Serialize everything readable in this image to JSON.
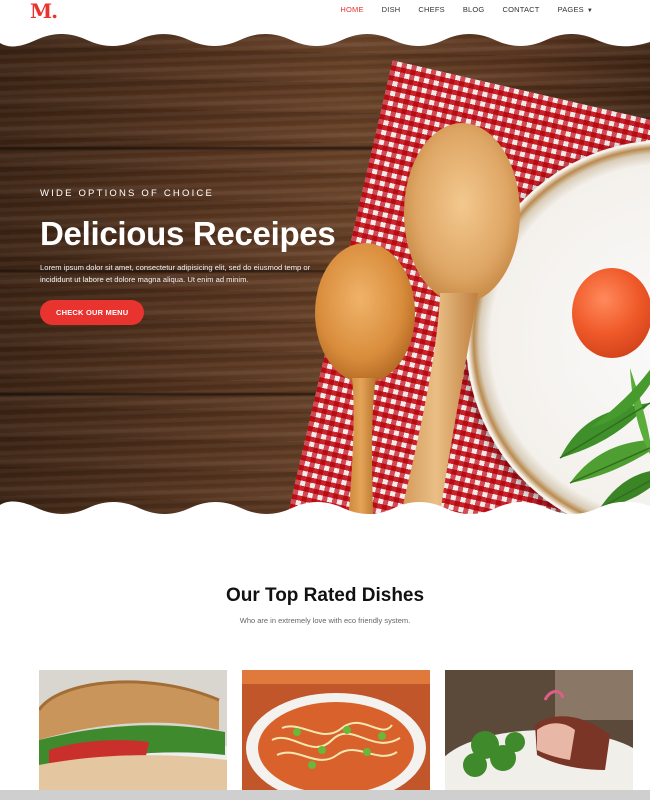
{
  "brand": {
    "logo_text": "M."
  },
  "nav": {
    "items": [
      {
        "label": "HOME",
        "active": true
      },
      {
        "label": "DISH",
        "active": false
      },
      {
        "label": "CHEFS",
        "active": false
      },
      {
        "label": "BLOG",
        "active": false
      },
      {
        "label": "CONTACT",
        "active": false
      },
      {
        "label": "PAGES",
        "active": false,
        "has_dropdown": true
      }
    ]
  },
  "hero": {
    "eyebrow": "WIDE OPTIONS OF CHOICE",
    "title": "Delicious Receipes",
    "text": "Lorem ipsum dolor sit amet, consectetur adipisicing elit, sed do eiusmod temp or incididunt ut labore et dolore magna aliqua. Ut enim ad minim.",
    "cta_label": "CHECK OUR MENU"
  },
  "section": {
    "title": "Our Top Rated Dishes",
    "subtitle": "Who are in extremely love with eco friendly system."
  },
  "colors": {
    "accent": "#e8332f",
    "text": "#222222"
  }
}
+++
■ **Problem to solve**: Write out the material above again, word for word, minus its pictures.

■ **Final answer**:
Serialize everything readable in this image to JSON.
{
  "brand": {
    "logo_text": "M."
  },
  "nav": {
    "items": [
      {
        "label": "HOME",
        "active": true
      },
      {
        "label": "DISH",
        "active": false
      },
      {
        "label": "CHEFS",
        "active": false
      },
      {
        "label": "BLOG",
        "active": false
      },
      {
        "label": "CONTACT",
        "active": false
      },
      {
        "label": "PAGES",
        "active": false,
        "has_dropdown": true
      }
    ]
  },
  "hero": {
    "eyebrow": "WIDE OPTIONS OF CHOICE",
    "title": "Delicious Receipes",
    "text": "Lorem ipsum dolor sit amet, consectetur adipisicing elit, sed do eiusmod temp or incididunt ut labore et dolore magna aliqua. Ut enim ad minim.",
    "cta_label": "CHECK OUR MENU"
  },
  "section": {
    "title": "Our Top Rated Dishes",
    "subtitle": "Who are in extremely love with eco friendly system."
  },
  "colors": {
    "accent": "#e8332f",
    "text": "#222222"
  }
}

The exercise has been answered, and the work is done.